> Set problem
Skip the images and copy each record exactly as written.

:: Exercise inputs

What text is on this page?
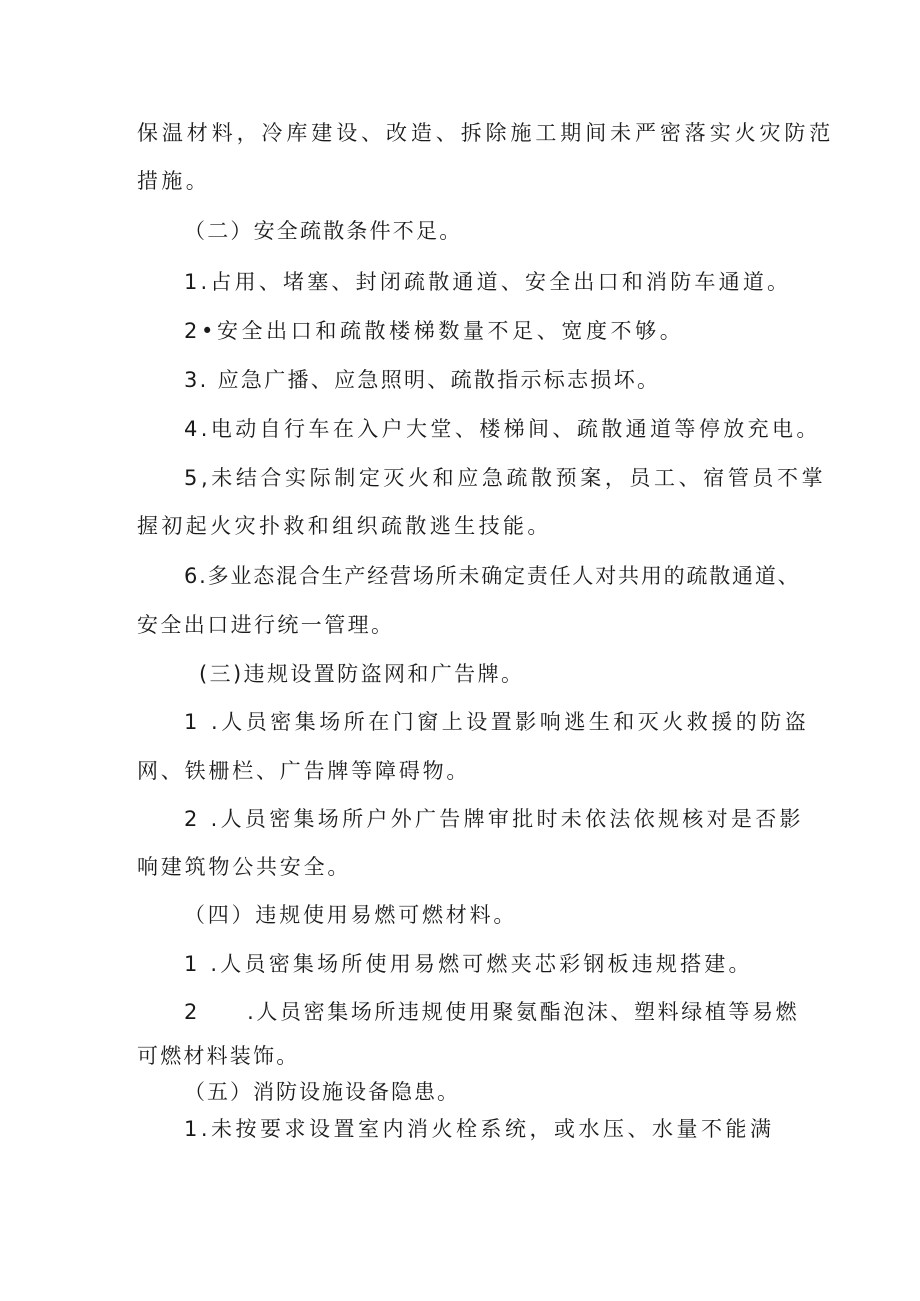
保温材料，冷库建设、改造、拆除施工期间未严密落实火灾防范
措施。
（二）安全疏散条件不足。
1.占用、堵塞、封闭疏散通道、安全出口和消防车通道。
2•安全出口和疏散楼梯数量不足、宽度不够。
3. 应急广播、应急照明、疏散指示标志损坏。
4.电动自行车在入户大堂、楼梯间、疏散通道等停放充电。
5,未结合实际制定灭火和应急疏散预案，员工、宿管员不掌
握初起火灾扑救和组织疏散逃生技能。
6.多业态混合生产经营场所未确定责任人对共用的疏散通道、
安全出口进行统一管理。
(三)违规设置防盗网和广告牌。
1 .人员密集场所在门窗上设置影响逃生和灭火救援的防盗
网、铁栅栏、广告牌等障碍物。
2 .人员密集场所户外广告牌审批时未依法依规核对是否影
响建筑物公共安全。
（四）违规使用易燃可燃材料。
1 .人员密集场所使用易燃可燃夹芯彩钢板违规搭建。
2　　.人员密集场所违规使用聚氨酯泡沫、塑料绿植等易燃
可燃材料装饰。
（五）消防设施设备隐患。
1.未按要求设置室内消火栓系统，或水压、水量不能满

::::

> Response to the exercise
What text is on this page?
保温材料，冷库建设、改造、拆除施工期间未严密落实火灾防范
措施。
（二）安全疏散条件不足。
1.占用、堵塞、封闭疏散通道、安全出口和消防车通道。
2•安全出口和疏散楼梯数量不足、宽度不够。
3. 应急广播、应急照明、疏散指示标志损坏。
4.电动自行车在入户大堂、楼梯间、疏散通道等停放充电。
5,未结合实际制定灭火和应急疏散预案，员工、宿管员不掌
握初起火灾扑救和组织疏散逃生技能。
6.多业态混合生产经营场所未确定责任人对共用的疏散通道、
安全出口进行统一管理。
(三)违规设置防盗网和广告牌。
1 .人员密集场所在门窗上设置影响逃生和灭火救援的防盗
网、铁栅栏、广告牌等障碍物。
2 .人员密集场所户外广告牌审批时未依法依规核对是否影
响建筑物公共安全。
（四）违规使用易燃可燃材料。
1 .人员密集场所使用易燃可燃夹芯彩钢板违规搭建。
2　　.人员密集场所违规使用聚氨酯泡沫、塑料绿植等易燃
可燃材料装饰。
（五）消防设施设备隐患。
1.未按要求设置室内消火栓系统，或水压、水量不能满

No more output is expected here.